━━━━━ Supplied entries ━━━━━

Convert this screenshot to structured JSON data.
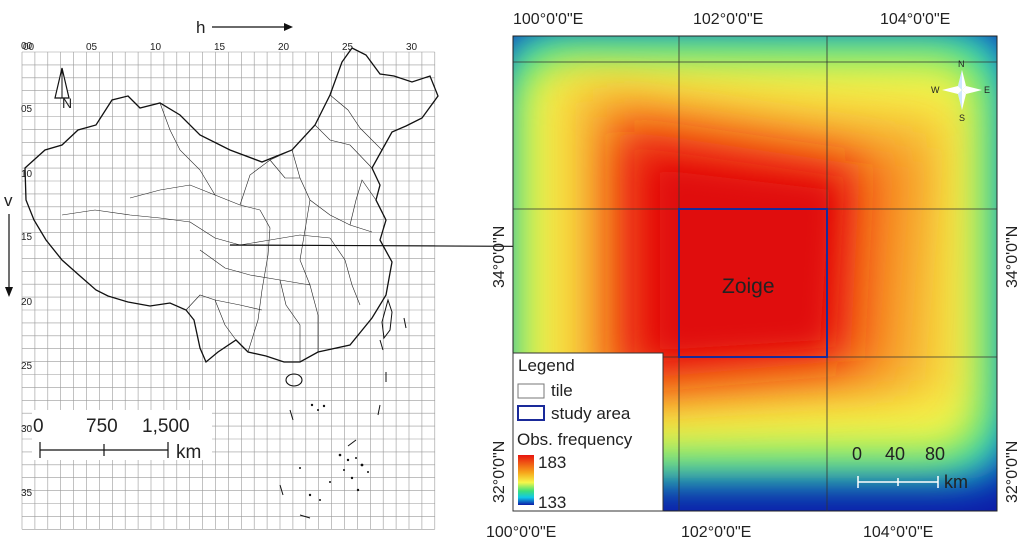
{
  "left_panel": {
    "h_label": "h",
    "v_label": "v",
    "h_ticks": [
      "00",
      "05",
      "10",
      "15",
      "20",
      "25",
      "30"
    ],
    "v_ticks": [
      "00",
      "05",
      "10",
      "15",
      "20",
      "25",
      "30",
      "35"
    ],
    "north_label": "N",
    "scale": {
      "labels": [
        "0",
        "750",
        "1,500"
      ],
      "unit": "km"
    }
  },
  "right_panel": {
    "top_lon_labels": [
      "100°0'0\"E",
      "102°0'0\"E",
      "104°0'0\"E"
    ],
    "bottom_lon_labels": [
      "100°0'0\"E",
      "102°0'0\"E",
      "104°0'0\"E"
    ],
    "left_lat_labels": [
      "34°0'0\"N",
      "32°0'0\"N"
    ],
    "right_lat_labels": [
      "34°0'0\"N",
      "32°0'0\"N"
    ],
    "study_area_label": "Zoige",
    "compass": {
      "n": "N",
      "s": "S",
      "e": "E",
      "w": "W"
    },
    "scale": {
      "labels": [
        "0",
        "40",
        "80"
      ],
      "unit": "km"
    },
    "legend": {
      "title": "Legend",
      "tile_label": "tile",
      "study_area_label": "study area",
      "frequency_title": "Obs. frequency",
      "max": "183",
      "min": "133"
    }
  },
  "colors": {
    "frequency_high": "#e8150f",
    "frequency_mid": "#f5f74a",
    "frequency_low": "#0d1aa8",
    "study_area": "#1a2a9a"
  }
}
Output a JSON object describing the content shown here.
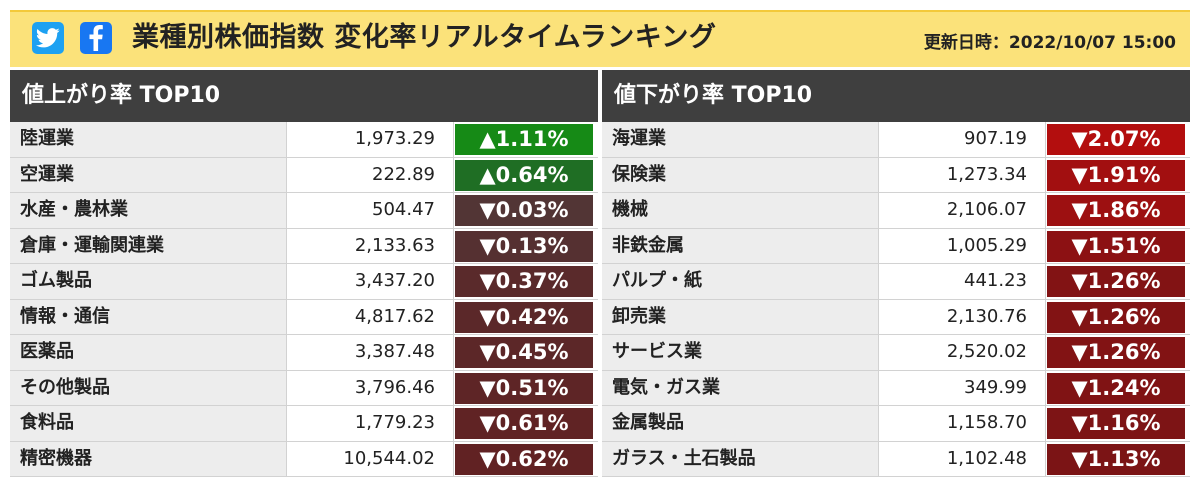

━━━━━

=== Stated problem ===
Quote the entries above word for word. Leave the images out.

=== Response to the task ===
Convert this screenshot to structured JSON data.
{
  "left_panel": {
    "h_label": "h",
    "v_label": "v",
    "h_ticks": [
      "00",
      "05",
      "10",
      "15",
      "20",
      "25",
      "30"
    ],
    "v_ticks": [
      "00",
      "05",
      "10",
      "15",
      "20",
      "25",
      "30",
      "35"
    ],
    "north_label": "N",
    "scale": {
      "labels": [
        "0",
        "750",
        "1,500"
      ],
      "unit": "km"
    }
  },
  "right_panel": {
    "top_lon_labels": [
      "100°0'0\"E",
      "102°0'0\"E",
      "104°0'0\"E"
    ],
    "bottom_lon_labels": [
      "100°0'0\"E",
      "102°0'0\"E",
      "104°0'0\"E"
    ],
    "left_lat_labels": [
      "34°0'0\"N",
      "32°0'0\"N"
    ],
    "right_lat_labels": [
      "34°0'0\"N",
      "32°0'0\"N"
    ],
    "study_area_label": "Zoige",
    "compass": {
      "n": "N",
      "s": "S",
      "e": "E",
      "w": "W"
    },
    "scale": {
      "labels": [
        "0",
        "40",
        "80"
      ],
      "unit": "km"
    },
    "legend": {
      "title": "Legend",
      "tile_label": "tile",
      "study_area_label": "study area",
      "frequency_title": "Obs. frequency",
      "max": "183",
      "min": "133"
    }
  },
  "colors": {
    "frequency_high": "#e8150f",
    "frequency_mid": "#f5f74a",
    "frequency_low": "#0d1aa8",
    "study_area": "#1a2a9a"
  }
}
Output a JSON object describing the content shown here.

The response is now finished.